Problem
Write out the data below in full. Keep it exact.
[Start of Provided data]
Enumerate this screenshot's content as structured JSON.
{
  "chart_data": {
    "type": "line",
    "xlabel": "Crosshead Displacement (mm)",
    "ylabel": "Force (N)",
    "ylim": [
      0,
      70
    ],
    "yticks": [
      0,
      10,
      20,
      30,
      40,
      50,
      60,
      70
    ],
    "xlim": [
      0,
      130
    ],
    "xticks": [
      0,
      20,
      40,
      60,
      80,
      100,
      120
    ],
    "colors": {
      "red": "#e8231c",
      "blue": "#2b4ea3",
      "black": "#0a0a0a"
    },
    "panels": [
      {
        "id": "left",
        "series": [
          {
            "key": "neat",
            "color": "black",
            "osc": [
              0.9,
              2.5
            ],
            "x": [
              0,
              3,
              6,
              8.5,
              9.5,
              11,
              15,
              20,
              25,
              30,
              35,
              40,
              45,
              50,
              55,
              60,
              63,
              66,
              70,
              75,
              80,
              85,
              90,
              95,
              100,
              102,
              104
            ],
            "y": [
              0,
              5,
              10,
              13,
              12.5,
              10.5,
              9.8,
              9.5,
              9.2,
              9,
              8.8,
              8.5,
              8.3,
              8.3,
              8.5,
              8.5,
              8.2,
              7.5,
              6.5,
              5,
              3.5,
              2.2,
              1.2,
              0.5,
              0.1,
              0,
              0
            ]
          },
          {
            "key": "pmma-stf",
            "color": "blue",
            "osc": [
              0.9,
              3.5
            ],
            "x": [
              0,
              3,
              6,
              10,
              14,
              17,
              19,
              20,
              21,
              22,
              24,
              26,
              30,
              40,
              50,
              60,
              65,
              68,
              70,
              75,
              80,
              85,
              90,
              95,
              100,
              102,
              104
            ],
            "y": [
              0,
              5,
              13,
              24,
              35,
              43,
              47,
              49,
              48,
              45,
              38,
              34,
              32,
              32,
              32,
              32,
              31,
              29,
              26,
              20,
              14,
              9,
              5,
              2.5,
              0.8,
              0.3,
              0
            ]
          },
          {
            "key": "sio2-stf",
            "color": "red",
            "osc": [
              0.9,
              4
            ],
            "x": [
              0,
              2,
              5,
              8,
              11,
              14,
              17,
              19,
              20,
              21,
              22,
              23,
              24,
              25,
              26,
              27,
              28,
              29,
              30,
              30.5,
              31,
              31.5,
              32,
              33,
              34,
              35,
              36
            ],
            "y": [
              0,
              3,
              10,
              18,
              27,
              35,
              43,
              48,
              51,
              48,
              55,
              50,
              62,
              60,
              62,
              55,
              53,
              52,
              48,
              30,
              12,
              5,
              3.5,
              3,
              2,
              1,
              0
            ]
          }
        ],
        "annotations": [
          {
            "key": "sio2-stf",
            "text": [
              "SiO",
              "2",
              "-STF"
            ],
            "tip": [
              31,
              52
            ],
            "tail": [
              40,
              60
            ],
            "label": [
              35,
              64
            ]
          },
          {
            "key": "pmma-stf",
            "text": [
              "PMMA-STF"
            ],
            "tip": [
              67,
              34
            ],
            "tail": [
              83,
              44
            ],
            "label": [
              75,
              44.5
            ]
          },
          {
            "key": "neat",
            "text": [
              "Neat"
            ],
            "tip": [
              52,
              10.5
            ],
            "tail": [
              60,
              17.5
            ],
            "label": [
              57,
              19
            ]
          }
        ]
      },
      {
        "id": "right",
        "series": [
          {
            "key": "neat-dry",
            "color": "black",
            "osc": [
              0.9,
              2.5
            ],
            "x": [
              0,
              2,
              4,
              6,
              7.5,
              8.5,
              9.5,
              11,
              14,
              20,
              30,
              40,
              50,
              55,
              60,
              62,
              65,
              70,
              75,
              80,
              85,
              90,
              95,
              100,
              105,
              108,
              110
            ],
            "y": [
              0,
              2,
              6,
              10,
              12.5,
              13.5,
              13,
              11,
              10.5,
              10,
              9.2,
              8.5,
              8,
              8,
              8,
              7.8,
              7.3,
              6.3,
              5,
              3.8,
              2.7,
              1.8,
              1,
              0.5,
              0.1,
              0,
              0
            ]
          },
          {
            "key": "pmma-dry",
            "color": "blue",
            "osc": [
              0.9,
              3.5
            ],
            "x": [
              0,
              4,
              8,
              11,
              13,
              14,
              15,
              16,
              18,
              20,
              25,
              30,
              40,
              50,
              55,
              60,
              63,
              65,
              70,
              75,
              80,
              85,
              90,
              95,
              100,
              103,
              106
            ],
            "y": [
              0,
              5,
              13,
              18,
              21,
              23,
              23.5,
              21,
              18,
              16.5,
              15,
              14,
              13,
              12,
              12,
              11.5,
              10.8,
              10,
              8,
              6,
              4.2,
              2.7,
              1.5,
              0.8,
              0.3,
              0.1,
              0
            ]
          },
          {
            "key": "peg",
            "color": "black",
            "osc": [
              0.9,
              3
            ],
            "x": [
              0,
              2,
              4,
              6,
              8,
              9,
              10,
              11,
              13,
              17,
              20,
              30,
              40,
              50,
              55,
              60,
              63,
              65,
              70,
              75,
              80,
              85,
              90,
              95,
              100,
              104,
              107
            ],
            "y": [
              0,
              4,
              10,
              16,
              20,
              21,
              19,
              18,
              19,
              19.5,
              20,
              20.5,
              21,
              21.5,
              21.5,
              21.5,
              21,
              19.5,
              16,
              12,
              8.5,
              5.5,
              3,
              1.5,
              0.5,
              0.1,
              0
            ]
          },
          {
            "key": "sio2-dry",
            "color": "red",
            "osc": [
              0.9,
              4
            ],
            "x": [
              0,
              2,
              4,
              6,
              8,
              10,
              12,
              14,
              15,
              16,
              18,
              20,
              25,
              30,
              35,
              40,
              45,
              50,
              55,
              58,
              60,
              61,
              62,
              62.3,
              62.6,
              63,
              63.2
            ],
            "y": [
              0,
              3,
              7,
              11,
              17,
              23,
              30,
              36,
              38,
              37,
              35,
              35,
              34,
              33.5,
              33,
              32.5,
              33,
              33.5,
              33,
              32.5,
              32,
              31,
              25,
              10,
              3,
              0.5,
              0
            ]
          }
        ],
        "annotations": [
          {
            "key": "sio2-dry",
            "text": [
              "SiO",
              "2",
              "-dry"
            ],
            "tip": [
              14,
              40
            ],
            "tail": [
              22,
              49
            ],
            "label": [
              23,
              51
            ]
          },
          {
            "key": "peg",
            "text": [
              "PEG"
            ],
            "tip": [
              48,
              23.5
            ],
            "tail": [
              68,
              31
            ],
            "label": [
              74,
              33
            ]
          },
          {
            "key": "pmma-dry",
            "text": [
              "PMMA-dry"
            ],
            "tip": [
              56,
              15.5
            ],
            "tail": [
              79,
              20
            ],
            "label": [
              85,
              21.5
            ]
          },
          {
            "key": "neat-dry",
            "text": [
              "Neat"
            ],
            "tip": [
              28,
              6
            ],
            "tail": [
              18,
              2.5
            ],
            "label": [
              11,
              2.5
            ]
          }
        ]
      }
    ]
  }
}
[End of Provided data]
Written response
Enumerate this screenshot's content as structured JSON.
{
  "chart_data": {
    "type": "line",
    "xlabel": "Crosshead Displacement (mm)",
    "ylabel": "Force (N)",
    "ylim": [
      0,
      70
    ],
    "yticks": [
      0,
      10,
      20,
      30,
      40,
      50,
      60,
      70
    ],
    "xlim": [
      0,
      130
    ],
    "xticks": [
      0,
      20,
      40,
      60,
      80,
      100,
      120
    ],
    "colors": {
      "red": "#e8231c",
      "blue": "#2b4ea3",
      "black": "#0a0a0a"
    },
    "panels": [
      {
        "id": "left",
        "series": [
          {
            "key": "neat",
            "color": "black",
            "osc": [
              0.9,
              2.5
            ],
            "x": [
              0,
              3,
              6,
              8.5,
              9.5,
              11,
              15,
              20,
              25,
              30,
              35,
              40,
              45,
              50,
              55,
              60,
              63,
              66,
              70,
              75,
              80,
              85,
              90,
              95,
              100,
              102,
              104
            ],
            "y": [
              0,
              5,
              10,
              13,
              12.5,
              10.5,
              9.8,
              9.5,
              9.2,
              9,
              8.8,
              8.5,
              8.3,
              8.3,
              8.5,
              8.5,
              8.2,
              7.5,
              6.5,
              5,
              3.5,
              2.2,
              1.2,
              0.5,
              0.1,
              0,
              0
            ]
          },
          {
            "key": "pmma-stf",
            "color": "blue",
            "osc": [
              0.9,
              3.5
            ],
            "x": [
              0,
              3,
              6,
              10,
              14,
              17,
              19,
              20,
              21,
              22,
              24,
              26,
              30,
              40,
              50,
              60,
              65,
              68,
              70,
              75,
              80,
              85,
              90,
              95,
              100,
              102,
              104
            ],
            "y": [
              0,
              5,
              13,
              24,
              35,
              43,
              47,
              49,
              48,
              45,
              38,
              34,
              32,
              32,
              32,
              32,
              31,
              29,
              26,
              20,
              14,
              9,
              5,
              2.5,
              0.8,
              0.3,
              0
            ]
          },
          {
            "key": "sio2-stf",
            "color": "red",
            "osc": [
              0.9,
              4
            ],
            "x": [
              0,
              2,
              5,
              8,
              11,
              14,
              17,
              19,
              20,
              21,
              22,
              23,
              24,
              25,
              26,
              27,
              28,
              29,
              30,
              30.5,
              31,
              31.5,
              32,
              33,
              34,
              35,
              36
            ],
            "y": [
              0,
              3,
              10,
              18,
              27,
              35,
              43,
              48,
              51,
              48,
              55,
              50,
              62,
              60,
              62,
              55,
              53,
              52,
              48,
              30,
              12,
              5,
              3.5,
              3,
              2,
              1,
              0
            ]
          }
        ],
        "annotations": [
          {
            "key": "sio2-stf",
            "text": [
              "SiO",
              "2",
              "-STF"
            ],
            "tip": [
              31,
              52
            ],
            "tail": [
              40,
              60
            ],
            "label": [
              35,
              64
            ]
          },
          {
            "key": "pmma-stf",
            "text": [
              "PMMA-STF"
            ],
            "tip": [
              67,
              34
            ],
            "tail": [
              83,
              44
            ],
            "label": [
              75,
              44.5
            ]
          },
          {
            "key": "neat",
            "text": [
              "Neat"
            ],
            "tip": [
              52,
              10.5
            ],
            "tail": [
              60,
              17.5
            ],
            "label": [
              57,
              19
            ]
          }
        ]
      },
      {
        "id": "right",
        "series": [
          {
            "key": "neat-dry",
            "color": "black",
            "osc": [
              0.9,
              2.5
            ],
            "x": [
              0,
              2,
              4,
              6,
              7.5,
              8.5,
              9.5,
              11,
              14,
              20,
              30,
              40,
              50,
              55,
              60,
              62,
              65,
              70,
              75,
              80,
              85,
              90,
              95,
              100,
              105,
              108,
              110
            ],
            "y": [
              0,
              2,
              6,
              10,
              12.5,
              13.5,
              13,
              11,
              10.5,
              10,
              9.2,
              8.5,
              8,
              8,
              8,
              7.8,
              7.3,
              6.3,
              5,
              3.8,
              2.7,
              1.8,
              1,
              0.5,
              0.1,
              0,
              0
            ]
          },
          {
            "key": "pmma-dry",
            "color": "blue",
            "osc": [
              0.9,
              3.5
            ],
            "x": [
              0,
              4,
              8,
              11,
              13,
              14,
              15,
              16,
              18,
              20,
              25,
              30,
              40,
              50,
              55,
              60,
              63,
              65,
              70,
              75,
              80,
              85,
              90,
              95,
              100,
              103,
              106
            ],
            "y": [
              0,
              5,
              13,
              18,
              21,
              23,
              23.5,
              21,
              18,
              16.5,
              15,
              14,
              13,
              12,
              12,
              11.5,
              10.8,
              10,
              8,
              6,
              4.2,
              2.7,
              1.5,
              0.8,
              0.3,
              0.1,
              0
            ]
          },
          {
            "key": "peg",
            "color": "black",
            "osc": [
              0.9,
              3
            ],
            "x": [
              0,
              2,
              4,
              6,
              8,
              9,
              10,
              11,
              13,
              17,
              20,
              30,
              40,
              50,
              55,
              60,
              63,
              65,
              70,
              75,
              80,
              85,
              90,
              95,
              100,
              104,
              107
            ],
            "y": [
              0,
              4,
              10,
              16,
              20,
              21,
              19,
              18,
              19,
              19.5,
              20,
              20.5,
              21,
              21.5,
              21.5,
              21.5,
              21,
              19.5,
              16,
              12,
              8.5,
              5.5,
              3,
              1.5,
              0.5,
              0.1,
              0
            ]
          },
          {
            "key": "sio2-dry",
            "color": "red",
            "osc": [
              0.9,
              4
            ],
            "x": [
              0,
              2,
              4,
              6,
              8,
              10,
              12,
              14,
              15,
              16,
              18,
              20,
              25,
              30,
              35,
              40,
              45,
              50,
              55,
              58,
              60,
              61,
              62,
              62.3,
              62.6,
              63,
              63.2
            ],
            "y": [
              0,
              3,
              7,
              11,
              17,
              23,
              30,
              36,
              38,
              37,
              35,
              35,
              34,
              33.5,
              33,
              32.5,
              33,
              33.5,
              33,
              32.5,
              32,
              31,
              25,
              10,
              3,
              0.5,
              0
            ]
          }
        ],
        "annotations": [
          {
            "key": "sio2-dry",
            "text": [
              "SiO",
              "2",
              "-dry"
            ],
            "tip": [
              14,
              40
            ],
            "tail": [
              22,
              49
            ],
            "label": [
              23,
              51
            ]
          },
          {
            "key": "peg",
            "text": [
              "PEG"
            ],
            "tip": [
              48,
              23.5
            ],
            "tail": [
              68,
              31
            ],
            "label": [
              74,
              33
            ]
          },
          {
            "key": "pmma-dry",
            "text": [
              "PMMA-dry"
            ],
            "tip": [
              56,
              15.5
            ],
            "tail": [
              79,
              20
            ],
            "label": [
              85,
              21.5
            ]
          },
          {
            "key": "neat-dry",
            "text": [
              "Neat"
            ],
            "tip": [
              28,
              6
            ],
            "tail": [
              18,
              2.5
            ],
            "label": [
              11,
              2.5
            ]
          }
        ]
      }
    ]
  }
}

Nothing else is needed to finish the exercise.